▸ **DIRECTIVE**
Note how many lines include the word "Padmatankas", and give that number by itself.

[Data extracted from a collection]
———
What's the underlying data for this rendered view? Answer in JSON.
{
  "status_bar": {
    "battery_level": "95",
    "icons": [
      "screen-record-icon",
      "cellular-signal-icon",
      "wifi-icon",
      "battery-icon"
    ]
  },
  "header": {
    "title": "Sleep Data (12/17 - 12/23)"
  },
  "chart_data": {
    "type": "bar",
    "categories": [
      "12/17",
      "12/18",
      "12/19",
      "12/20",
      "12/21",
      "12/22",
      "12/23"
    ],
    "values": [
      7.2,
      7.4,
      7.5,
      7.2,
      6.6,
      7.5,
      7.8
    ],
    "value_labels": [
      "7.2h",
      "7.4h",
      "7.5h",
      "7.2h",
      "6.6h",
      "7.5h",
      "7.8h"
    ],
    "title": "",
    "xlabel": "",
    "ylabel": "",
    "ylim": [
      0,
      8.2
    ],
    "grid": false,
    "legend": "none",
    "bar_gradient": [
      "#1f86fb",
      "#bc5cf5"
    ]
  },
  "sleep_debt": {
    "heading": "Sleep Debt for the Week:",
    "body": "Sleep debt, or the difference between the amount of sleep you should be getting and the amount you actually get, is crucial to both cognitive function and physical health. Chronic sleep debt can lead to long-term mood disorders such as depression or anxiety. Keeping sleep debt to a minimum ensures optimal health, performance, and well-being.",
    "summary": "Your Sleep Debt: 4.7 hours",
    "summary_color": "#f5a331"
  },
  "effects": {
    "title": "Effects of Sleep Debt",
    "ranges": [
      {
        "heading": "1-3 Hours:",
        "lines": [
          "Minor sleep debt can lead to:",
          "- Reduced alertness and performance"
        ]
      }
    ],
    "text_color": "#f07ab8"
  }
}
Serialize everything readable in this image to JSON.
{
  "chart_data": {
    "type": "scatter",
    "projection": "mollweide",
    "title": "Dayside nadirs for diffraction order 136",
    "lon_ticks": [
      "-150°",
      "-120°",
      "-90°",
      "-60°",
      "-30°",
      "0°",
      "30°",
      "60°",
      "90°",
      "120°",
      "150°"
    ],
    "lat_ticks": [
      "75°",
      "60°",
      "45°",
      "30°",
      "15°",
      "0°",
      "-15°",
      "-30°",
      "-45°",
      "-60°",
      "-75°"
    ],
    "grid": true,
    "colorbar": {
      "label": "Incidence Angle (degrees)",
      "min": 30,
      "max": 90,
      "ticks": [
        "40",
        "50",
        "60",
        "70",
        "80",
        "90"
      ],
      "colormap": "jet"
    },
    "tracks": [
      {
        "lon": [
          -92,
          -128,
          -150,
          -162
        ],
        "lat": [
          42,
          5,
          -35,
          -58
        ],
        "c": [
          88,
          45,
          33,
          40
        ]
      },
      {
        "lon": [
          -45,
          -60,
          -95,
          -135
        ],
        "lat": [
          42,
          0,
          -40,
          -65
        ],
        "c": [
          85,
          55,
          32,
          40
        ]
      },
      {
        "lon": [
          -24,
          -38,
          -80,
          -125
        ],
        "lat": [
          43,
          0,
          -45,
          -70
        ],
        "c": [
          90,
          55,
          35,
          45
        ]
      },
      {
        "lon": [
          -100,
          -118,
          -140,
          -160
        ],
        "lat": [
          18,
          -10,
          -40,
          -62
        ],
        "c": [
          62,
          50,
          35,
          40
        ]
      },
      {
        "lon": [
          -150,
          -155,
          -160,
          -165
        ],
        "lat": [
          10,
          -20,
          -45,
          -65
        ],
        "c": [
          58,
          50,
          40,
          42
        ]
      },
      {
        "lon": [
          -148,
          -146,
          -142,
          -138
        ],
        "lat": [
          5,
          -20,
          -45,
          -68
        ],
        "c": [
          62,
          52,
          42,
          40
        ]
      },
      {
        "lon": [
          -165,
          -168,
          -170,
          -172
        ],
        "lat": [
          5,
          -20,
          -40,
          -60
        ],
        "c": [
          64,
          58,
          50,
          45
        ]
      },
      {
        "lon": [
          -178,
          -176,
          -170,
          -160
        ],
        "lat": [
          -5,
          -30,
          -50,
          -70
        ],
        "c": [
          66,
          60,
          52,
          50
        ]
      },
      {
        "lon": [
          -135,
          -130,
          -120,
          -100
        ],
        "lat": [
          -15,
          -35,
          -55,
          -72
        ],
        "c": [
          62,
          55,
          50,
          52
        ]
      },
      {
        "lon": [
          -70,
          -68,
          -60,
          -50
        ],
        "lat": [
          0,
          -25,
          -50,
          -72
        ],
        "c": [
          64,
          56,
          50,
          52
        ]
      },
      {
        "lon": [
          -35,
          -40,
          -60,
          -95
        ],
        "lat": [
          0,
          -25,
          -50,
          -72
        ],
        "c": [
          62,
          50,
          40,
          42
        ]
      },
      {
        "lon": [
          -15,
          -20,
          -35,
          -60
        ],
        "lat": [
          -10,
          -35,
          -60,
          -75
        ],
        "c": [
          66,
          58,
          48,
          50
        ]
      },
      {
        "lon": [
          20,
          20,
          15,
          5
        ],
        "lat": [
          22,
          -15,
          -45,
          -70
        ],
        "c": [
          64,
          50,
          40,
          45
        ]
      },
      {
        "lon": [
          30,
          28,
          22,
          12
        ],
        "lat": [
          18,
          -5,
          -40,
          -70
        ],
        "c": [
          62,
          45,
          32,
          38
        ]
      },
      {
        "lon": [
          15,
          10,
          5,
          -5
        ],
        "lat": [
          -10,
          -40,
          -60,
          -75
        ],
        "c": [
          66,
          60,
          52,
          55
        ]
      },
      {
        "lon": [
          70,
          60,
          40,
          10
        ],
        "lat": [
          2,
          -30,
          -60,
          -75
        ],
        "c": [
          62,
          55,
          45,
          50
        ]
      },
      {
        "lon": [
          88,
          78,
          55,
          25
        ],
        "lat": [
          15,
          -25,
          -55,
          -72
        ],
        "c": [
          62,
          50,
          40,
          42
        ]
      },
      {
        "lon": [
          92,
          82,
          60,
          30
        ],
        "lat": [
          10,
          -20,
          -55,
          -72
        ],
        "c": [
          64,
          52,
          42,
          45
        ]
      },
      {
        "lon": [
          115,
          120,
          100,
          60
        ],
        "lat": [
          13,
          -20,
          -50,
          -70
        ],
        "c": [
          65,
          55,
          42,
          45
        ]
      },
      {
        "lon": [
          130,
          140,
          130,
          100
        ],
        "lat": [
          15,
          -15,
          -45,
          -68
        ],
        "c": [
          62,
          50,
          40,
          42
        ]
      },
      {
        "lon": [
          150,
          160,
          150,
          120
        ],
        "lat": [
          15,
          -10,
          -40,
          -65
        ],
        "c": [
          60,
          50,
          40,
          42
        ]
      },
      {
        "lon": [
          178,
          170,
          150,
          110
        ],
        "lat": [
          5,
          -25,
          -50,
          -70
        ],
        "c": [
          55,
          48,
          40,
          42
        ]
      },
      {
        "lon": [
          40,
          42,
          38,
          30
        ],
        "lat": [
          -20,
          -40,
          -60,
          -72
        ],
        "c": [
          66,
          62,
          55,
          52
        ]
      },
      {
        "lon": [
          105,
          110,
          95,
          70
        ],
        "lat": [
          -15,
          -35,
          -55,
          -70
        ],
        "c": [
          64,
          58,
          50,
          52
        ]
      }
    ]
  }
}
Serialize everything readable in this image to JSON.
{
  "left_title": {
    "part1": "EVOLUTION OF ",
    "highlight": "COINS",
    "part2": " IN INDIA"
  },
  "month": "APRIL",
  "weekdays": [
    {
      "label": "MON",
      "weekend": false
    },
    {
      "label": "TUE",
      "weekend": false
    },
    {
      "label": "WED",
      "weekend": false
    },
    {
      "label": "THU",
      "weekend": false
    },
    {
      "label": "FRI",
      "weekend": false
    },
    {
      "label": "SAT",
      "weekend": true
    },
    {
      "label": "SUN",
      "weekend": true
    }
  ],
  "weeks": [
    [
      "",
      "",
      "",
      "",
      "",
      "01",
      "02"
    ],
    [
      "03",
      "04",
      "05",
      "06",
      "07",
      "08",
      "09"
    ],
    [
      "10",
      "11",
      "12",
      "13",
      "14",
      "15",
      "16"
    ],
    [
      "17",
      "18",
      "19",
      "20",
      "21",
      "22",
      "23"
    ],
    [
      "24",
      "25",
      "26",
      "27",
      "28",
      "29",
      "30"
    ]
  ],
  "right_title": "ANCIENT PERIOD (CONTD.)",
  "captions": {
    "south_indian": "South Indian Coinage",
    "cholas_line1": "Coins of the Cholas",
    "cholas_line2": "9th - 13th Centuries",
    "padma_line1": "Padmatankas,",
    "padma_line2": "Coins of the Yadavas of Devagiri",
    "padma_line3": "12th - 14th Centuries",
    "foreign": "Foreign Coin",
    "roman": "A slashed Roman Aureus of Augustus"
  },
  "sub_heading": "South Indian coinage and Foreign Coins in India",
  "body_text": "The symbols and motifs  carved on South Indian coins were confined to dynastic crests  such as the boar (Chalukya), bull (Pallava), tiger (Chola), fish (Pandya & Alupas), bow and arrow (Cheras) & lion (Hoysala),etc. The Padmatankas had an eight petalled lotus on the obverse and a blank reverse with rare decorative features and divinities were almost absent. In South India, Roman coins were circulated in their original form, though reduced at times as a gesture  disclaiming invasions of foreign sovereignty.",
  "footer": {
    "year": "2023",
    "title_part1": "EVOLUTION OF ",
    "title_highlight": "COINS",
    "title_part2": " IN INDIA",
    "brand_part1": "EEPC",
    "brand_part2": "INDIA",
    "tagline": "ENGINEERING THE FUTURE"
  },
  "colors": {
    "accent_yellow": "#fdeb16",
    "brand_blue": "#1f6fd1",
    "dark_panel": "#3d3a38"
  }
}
———
▸ **TASK RESPONSE**
2